===== Given data =====
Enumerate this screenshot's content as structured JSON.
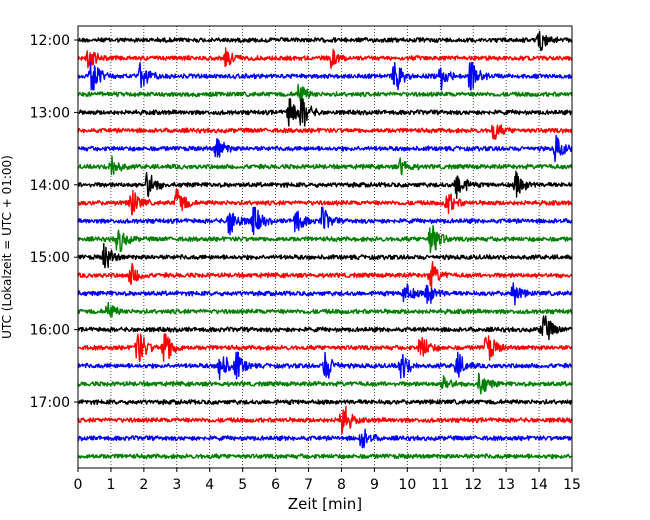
{
  "chart_data": {
    "type": "line",
    "subtype": "helicorder-seismogram",
    "xlabel": "Zeit  [min]",
    "ylabel": "UTC (Lokalzeit = UTC + 01:00)",
    "xlim": [
      0,
      15
    ],
    "x_ticks": [
      0,
      1,
      2,
      3,
      4,
      5,
      6,
      7,
      8,
      9,
      10,
      11,
      12,
      13,
      14,
      15
    ],
    "x_grid": true,
    "y_grid": false,
    "trace_interval_minutes": 15,
    "trace_colors": [
      "#000000",
      "#ff0000",
      "#0000ff",
      "#008000"
    ],
    "hour_labels": [
      "12:00",
      "13:00",
      "14:00",
      "15:00",
      "16:00",
      "17:00"
    ],
    "traces": [
      {
        "start": "12:00",
        "color": "#000000",
        "events": [
          {
            "t": 14.0,
            "amp": 1.3
          }
        ]
      },
      {
        "start": "12:15",
        "color": "#ff0000",
        "events": [
          {
            "t": 0.3,
            "amp": 1.2
          },
          {
            "t": 4.5,
            "amp": 1.0
          },
          {
            "t": 7.7,
            "amp": 1.0
          }
        ]
      },
      {
        "start": "12:30",
        "color": "#0000ff",
        "events": [
          {
            "t": 0.4,
            "amp": 2.4
          },
          {
            "t": 1.9,
            "amp": 1.8
          },
          {
            "t": 9.6,
            "amp": 2.0
          },
          {
            "t": 11.0,
            "amp": 1.8
          },
          {
            "t": 11.9,
            "amp": 2.2
          }
        ]
      },
      {
        "start": "12:45",
        "color": "#008000",
        "events": [
          {
            "t": 6.7,
            "amp": 1.3
          }
        ]
      },
      {
        "start": "13:00",
        "color": "#000000",
        "events": [
          {
            "t": 6.4,
            "amp": 2.2
          },
          {
            "t": 6.8,
            "amp": 1.8
          }
        ]
      },
      {
        "start": "13:15",
        "color": "#ff0000",
        "events": [
          {
            "t": 12.6,
            "amp": 1.2
          }
        ]
      },
      {
        "start": "13:30",
        "color": "#0000ff",
        "events": [
          {
            "t": 4.2,
            "amp": 1.5
          },
          {
            "t": 14.5,
            "amp": 1.5
          }
        ]
      },
      {
        "start": "13:45",
        "color": "#008000",
        "events": [
          {
            "t": 1.0,
            "amp": 1.4
          },
          {
            "t": 9.8,
            "amp": 1.0
          }
        ]
      },
      {
        "start": "14:00",
        "color": "#000000",
        "events": [
          {
            "t": 2.1,
            "amp": 1.8
          },
          {
            "t": 11.5,
            "amp": 1.8
          },
          {
            "t": 13.3,
            "amp": 1.6
          }
        ]
      },
      {
        "start": "14:15",
        "color": "#ff0000",
        "events": [
          {
            "t": 1.6,
            "amp": 1.8
          },
          {
            "t": 3.0,
            "amp": 2.0
          },
          {
            "t": 11.2,
            "amp": 1.5
          }
        ]
      },
      {
        "start": "14:30",
        "color": "#0000ff",
        "events": [
          {
            "t": 4.6,
            "amp": 2.0
          },
          {
            "t": 5.3,
            "amp": 2.2
          },
          {
            "t": 6.6,
            "amp": 1.6
          },
          {
            "t": 7.4,
            "amp": 1.6
          }
        ]
      },
      {
        "start": "14:45",
        "color": "#008000",
        "events": [
          {
            "t": 1.2,
            "amp": 1.8
          },
          {
            "t": 10.7,
            "amp": 2.6
          }
        ]
      },
      {
        "start": "15:00",
        "color": "#000000",
        "events": [
          {
            "t": 0.8,
            "amp": 1.6
          }
        ]
      },
      {
        "start": "15:15",
        "color": "#ff0000",
        "events": [
          {
            "t": 1.6,
            "amp": 1.3
          },
          {
            "t": 10.7,
            "amp": 1.7
          }
        ]
      },
      {
        "start": "15:30",
        "color": "#0000ff",
        "events": [
          {
            "t": 9.9,
            "amp": 1.4
          },
          {
            "t": 10.6,
            "amp": 1.5
          },
          {
            "t": 13.2,
            "amp": 1.3
          }
        ]
      },
      {
        "start": "15:45",
        "color": "#008000",
        "events": [
          {
            "t": 0.9,
            "amp": 1.0
          }
        ]
      },
      {
        "start": "16:00",
        "color": "#000000",
        "events": [
          {
            "t": 14.1,
            "amp": 2.6
          }
        ]
      },
      {
        "start": "16:15",
        "color": "#ff0000",
        "events": [
          {
            "t": 1.8,
            "amp": 2.6
          },
          {
            "t": 2.6,
            "amp": 2.8
          },
          {
            "t": 10.4,
            "amp": 1.8
          },
          {
            "t": 12.4,
            "amp": 2.0
          }
        ]
      },
      {
        "start": "16:30",
        "color": "#0000ff",
        "events": [
          {
            "t": 4.3,
            "amp": 2.2
          },
          {
            "t": 4.8,
            "amp": 1.8
          },
          {
            "t": 7.5,
            "amp": 1.8
          },
          {
            "t": 9.8,
            "amp": 1.8
          },
          {
            "t": 11.5,
            "amp": 1.6
          }
        ]
      },
      {
        "start": "16:45",
        "color": "#008000",
        "events": [
          {
            "t": 11.1,
            "amp": 1.0
          },
          {
            "t": 12.2,
            "amp": 1.4
          }
        ]
      },
      {
        "start": "17:00",
        "color": "#000000",
        "events": []
      },
      {
        "start": "17:15",
        "color": "#ff0000",
        "events": [
          {
            "t": 8.0,
            "amp": 2.2
          }
        ]
      },
      {
        "start": "17:30",
        "color": "#0000ff",
        "events": [
          {
            "t": 8.6,
            "amp": 1.3
          }
        ]
      },
      {
        "start": "17:45",
        "color": "#008000",
        "events": []
      }
    ]
  }
}
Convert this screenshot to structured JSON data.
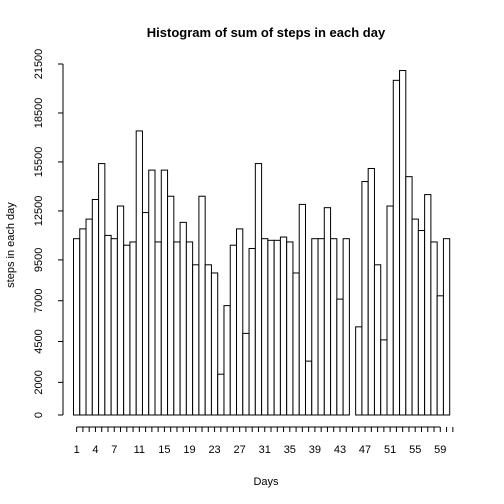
{
  "chart_data": {
    "type": "bar",
    "title": "Histogram of sum of steps in each day",
    "xlabel": "Days",
    "ylabel": "steps in each day",
    "x": [
      1,
      2,
      3,
      4,
      5,
      6,
      7,
      8,
      9,
      10,
      11,
      12,
      13,
      14,
      15,
      16,
      17,
      18,
      19,
      20,
      21,
      22,
      23,
      24,
      25,
      26,
      27,
      28,
      29,
      30,
      31,
      32,
      33,
      34,
      35,
      36,
      37,
      38,
      39,
      40,
      41,
      42,
      43,
      44,
      45,
      46,
      47,
      48,
      49,
      50,
      51,
      52,
      53,
      54,
      55,
      56,
      57,
      58,
      59,
      60,
      61
    ],
    "values": [
      10800,
      11400,
      12000,
      13200,
      15400,
      11000,
      10800,
      12800,
      10400,
      10600,
      17400,
      12400,
      15000,
      10600,
      15000,
      13400,
      10600,
      11800,
      10600,
      9200,
      13400,
      9200,
      8700,
      2500,
      6700,
      10400,
      11400,
      5000,
      10200,
      15400,
      10800,
      10700,
      10700,
      10900,
      10600,
      8700,
      12900,
      3300,
      10800,
      10800,
      12700,
      10800,
      7100,
      10800,
      0,
      5400,
      14300,
      15100,
      9200,
      4600,
      12800,
      20500,
      21100,
      14600,
      12000,
      11300,
      13500,
      10600,
      7300,
      10800,
      0
    ],
    "x_ticks": [
      1,
      4,
      7,
      11,
      15,
      19,
      23,
      27,
      31,
      35,
      39,
      43,
      47,
      51,
      55,
      59
    ],
    "y_ticks": [
      0,
      2000,
      4500,
      7000,
      9500,
      12500,
      15500,
      18500,
      21500
    ],
    "ylim": [
      0,
      21500
    ],
    "grid": false,
    "bar_fill": "#ffffff",
    "bar_stroke": "#000000"
  }
}
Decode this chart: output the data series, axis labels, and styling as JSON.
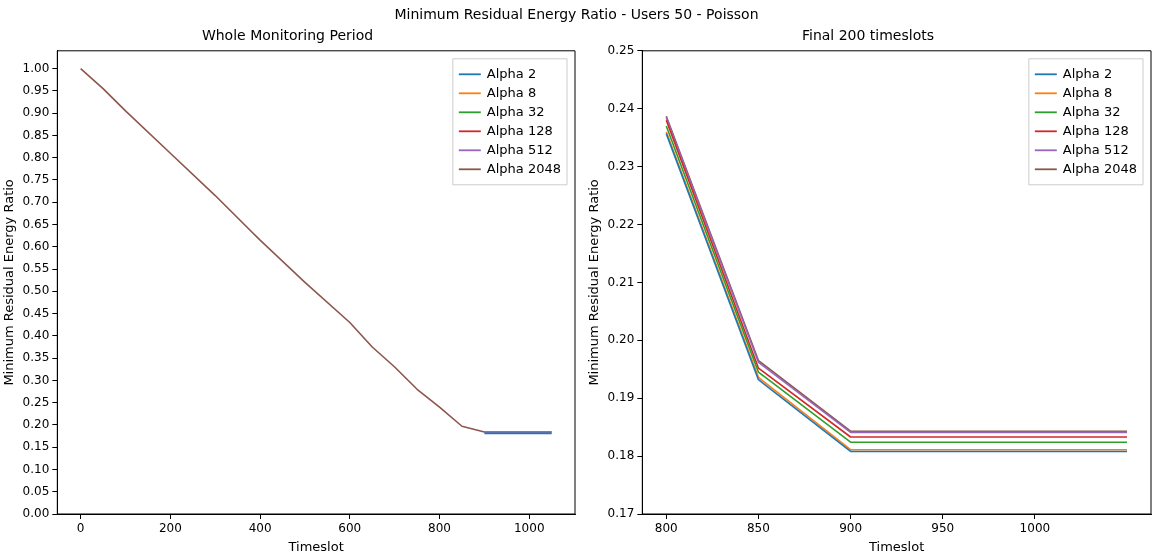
=====
> _Instructions to follow_
Omit the pictures and output all of the other material exactly.

> _Worked solution_
Enumerate this screenshot's content as structured JSON.
{
  "chart_data": {
    "type": "line",
    "subtype": "helicorder-seismogram",
    "xlabel": "Zeit  [min]",
    "ylabel": "UTC (Lokalzeit = UTC + 01:00)",
    "xlim": [
      0,
      15
    ],
    "x_ticks": [
      0,
      1,
      2,
      3,
      4,
      5,
      6,
      7,
      8,
      9,
      10,
      11,
      12,
      13,
      14,
      15
    ],
    "x_grid": true,
    "y_grid": false,
    "trace_interval_minutes": 15,
    "trace_colors": [
      "#000000",
      "#ff0000",
      "#0000ff",
      "#008000"
    ],
    "hour_labels": [
      "12:00",
      "13:00",
      "14:00",
      "15:00",
      "16:00",
      "17:00"
    ],
    "traces": [
      {
        "start": "12:00",
        "color": "#000000",
        "events": [
          {
            "t": 14.0,
            "amp": 1.3
          }
        ]
      },
      {
        "start": "12:15",
        "color": "#ff0000",
        "events": [
          {
            "t": 0.3,
            "amp": 1.2
          },
          {
            "t": 4.5,
            "amp": 1.0
          },
          {
            "t": 7.7,
            "amp": 1.0
          }
        ]
      },
      {
        "start": "12:30",
        "color": "#0000ff",
        "events": [
          {
            "t": 0.4,
            "amp": 2.4
          },
          {
            "t": 1.9,
            "amp": 1.8
          },
          {
            "t": 9.6,
            "amp": 2.0
          },
          {
            "t": 11.0,
            "amp": 1.8
          },
          {
            "t": 11.9,
            "amp": 2.2
          }
        ]
      },
      {
        "start": "12:45",
        "color": "#008000",
        "events": [
          {
            "t": 6.7,
            "amp": 1.3
          }
        ]
      },
      {
        "start": "13:00",
        "color": "#000000",
        "events": [
          {
            "t": 6.4,
            "amp": 2.2
          },
          {
            "t": 6.8,
            "amp": 1.8
          }
        ]
      },
      {
        "start": "13:15",
        "color": "#ff0000",
        "events": [
          {
            "t": 12.6,
            "amp": 1.2
          }
        ]
      },
      {
        "start": "13:30",
        "color": "#0000ff",
        "events": [
          {
            "t": 4.2,
            "amp": 1.5
          },
          {
            "t": 14.5,
            "amp": 1.5
          }
        ]
      },
      {
        "start": "13:45",
        "color": "#008000",
        "events": [
          {
            "t": 1.0,
            "amp": 1.4
          },
          {
            "t": 9.8,
            "amp": 1.0
          }
        ]
      },
      {
        "start": "14:00",
        "color": "#000000",
        "events": [
          {
            "t": 2.1,
            "amp": 1.8
          },
          {
            "t": 11.5,
            "amp": 1.8
          },
          {
            "t": 13.3,
            "amp": 1.6
          }
        ]
      },
      {
        "start": "14:15",
        "color": "#ff0000",
        "events": [
          {
            "t": 1.6,
            "amp": 1.8
          },
          {
            "t": 3.0,
            "amp": 2.0
          },
          {
            "t": 11.2,
            "amp": 1.5
          }
        ]
      },
      {
        "start": "14:30",
        "color": "#0000ff",
        "events": [
          {
            "t": 4.6,
            "amp": 2.0
          },
          {
            "t": 5.3,
            "amp": 2.2
          },
          {
            "t": 6.6,
            "amp": 1.6
          },
          {
            "t": 7.4,
            "amp": 1.6
          }
        ]
      },
      {
        "start": "14:45",
        "color": "#008000",
        "events": [
          {
            "t": 1.2,
            "amp": 1.8
          },
          {
            "t": 10.7,
            "amp": 2.6
          }
        ]
      },
      {
        "start": "15:00",
        "color": "#000000",
        "events": [
          {
            "t": 0.8,
            "amp": 1.6
          }
        ]
      },
      {
        "start": "15:15",
        "color": "#ff0000",
        "events": [
          {
            "t": 1.6,
            "amp": 1.3
          },
          {
            "t": 10.7,
            "amp": 1.7
          }
        ]
      },
      {
        "start": "15:30",
        "color": "#0000ff",
        "events": [
          {
            "t": 9.9,
            "amp": 1.4
          },
          {
            "t": 10.6,
            "amp": 1.5
          },
          {
            "t": 13.2,
            "amp": 1.3
          }
        ]
      },
      {
        "start": "15:45",
        "color": "#008000",
        "events": [
          {
            "t": 0.9,
            "amp": 1.0
          }
        ]
      },
      {
        "start": "16:00",
        "color": "#000000",
        "events": [
          {
            "t": 14.1,
            "amp": 2.6
          }
        ]
      },
      {
        "start": "16:15",
        "color": "#ff0000",
        "events": [
          {
            "t": 1.8,
            "amp": 2.6
          },
          {
            "t": 2.6,
            "amp": 2.8
          },
          {
            "t": 10.4,
            "amp": 1.8
          },
          {
            "t": 12.4,
            "amp": 2.0
          }
        ]
      },
      {
        "start": "16:30",
        "color": "#0000ff",
        "events": [
          {
            "t": 4.3,
            "amp": 2.2
          },
          {
            "t": 4.8,
            "amp": 1.8
          },
          {
            "t": 7.5,
            "amp": 1.8
          },
          {
            "t": 9.8,
            "amp": 1.8
          },
          {
            "t": 11.5,
            "amp": 1.6
          }
        ]
      },
      {
        "start": "16:45",
        "color": "#008000",
        "events": [
          {
            "t": 11.1,
            "amp": 1.0
          },
          {
            "t": 12.2,
            "amp": 1.4
          }
        ]
      },
      {
        "start": "17:00",
        "color": "#000000",
        "events": []
      },
      {
        "start": "17:15",
        "color": "#ff0000",
        "events": [
          {
            "t": 8.0,
            "amp": 2.2
          }
        ]
      },
      {
        "start": "17:30",
        "color": "#0000ff",
        "events": [
          {
            "t": 8.6,
            "amp": 1.3
          }
        ]
      },
      {
        "start": "17:45",
        "color": "#008000",
        "events": []
      }
    ]
  }
}
Convert this screenshot to structured JSON data.
{
  "chart_data": {
    "type": "bar",
    "title": "Histogram of sum of steps in each day",
    "xlabel": "Days",
    "ylabel": "steps in each day",
    "x": [
      1,
      2,
      3,
      4,
      5,
      6,
      7,
      8,
      9,
      10,
      11,
      12,
      13,
      14,
      15,
      16,
      17,
      18,
      19,
      20,
      21,
      22,
      23,
      24,
      25,
      26,
      27,
      28,
      29,
      30,
      31,
      32,
      33,
      34,
      35,
      36,
      37,
      38,
      39,
      40,
      41,
      42,
      43,
      44,
      45,
      46,
      47,
      48,
      49,
      50,
      51,
      52,
      53,
      54,
      55,
      56,
      57,
      58,
      59,
      60,
      61
    ],
    "values": [
      10800,
      11400,
      12000,
      13200,
      15400,
      11000,
      10800,
      12800,
      10400,
      10600,
      17400,
      12400,
      15000,
      10600,
      15000,
      13400,
      10600,
      11800,
      10600,
      9200,
      13400,
      9200,
      8700,
      2500,
      6700,
      10400,
      11400,
      5000,
      10200,
      15400,
      10800,
      10700,
      10700,
      10900,
      10600,
      8700,
      12900,
      3300,
      10800,
      10800,
      12700,
      10800,
      7100,
      10800,
      0,
      5400,
      14300,
      15100,
      9200,
      4600,
      12800,
      20500,
      21100,
      14600,
      12000,
      11300,
      13500,
      10600,
      7300,
      10800,
      0
    ],
    "x_ticks": [
      1,
      4,
      7,
      11,
      15,
      19,
      23,
      27,
      31,
      35,
      39,
      43,
      47,
      51,
      55,
      59
    ],
    "y_ticks": [
      0,
      2000,
      4500,
      7000,
      9500,
      12500,
      15500,
      18500,
      21500
    ],
    "ylim": [
      0,
      21500
    ],
    "grid": false,
    "bar_fill": "#ffffff",
    "bar_stroke": "#000000"
  }
}
Decode this chart: output the data series, axis labels, and styling as JSON.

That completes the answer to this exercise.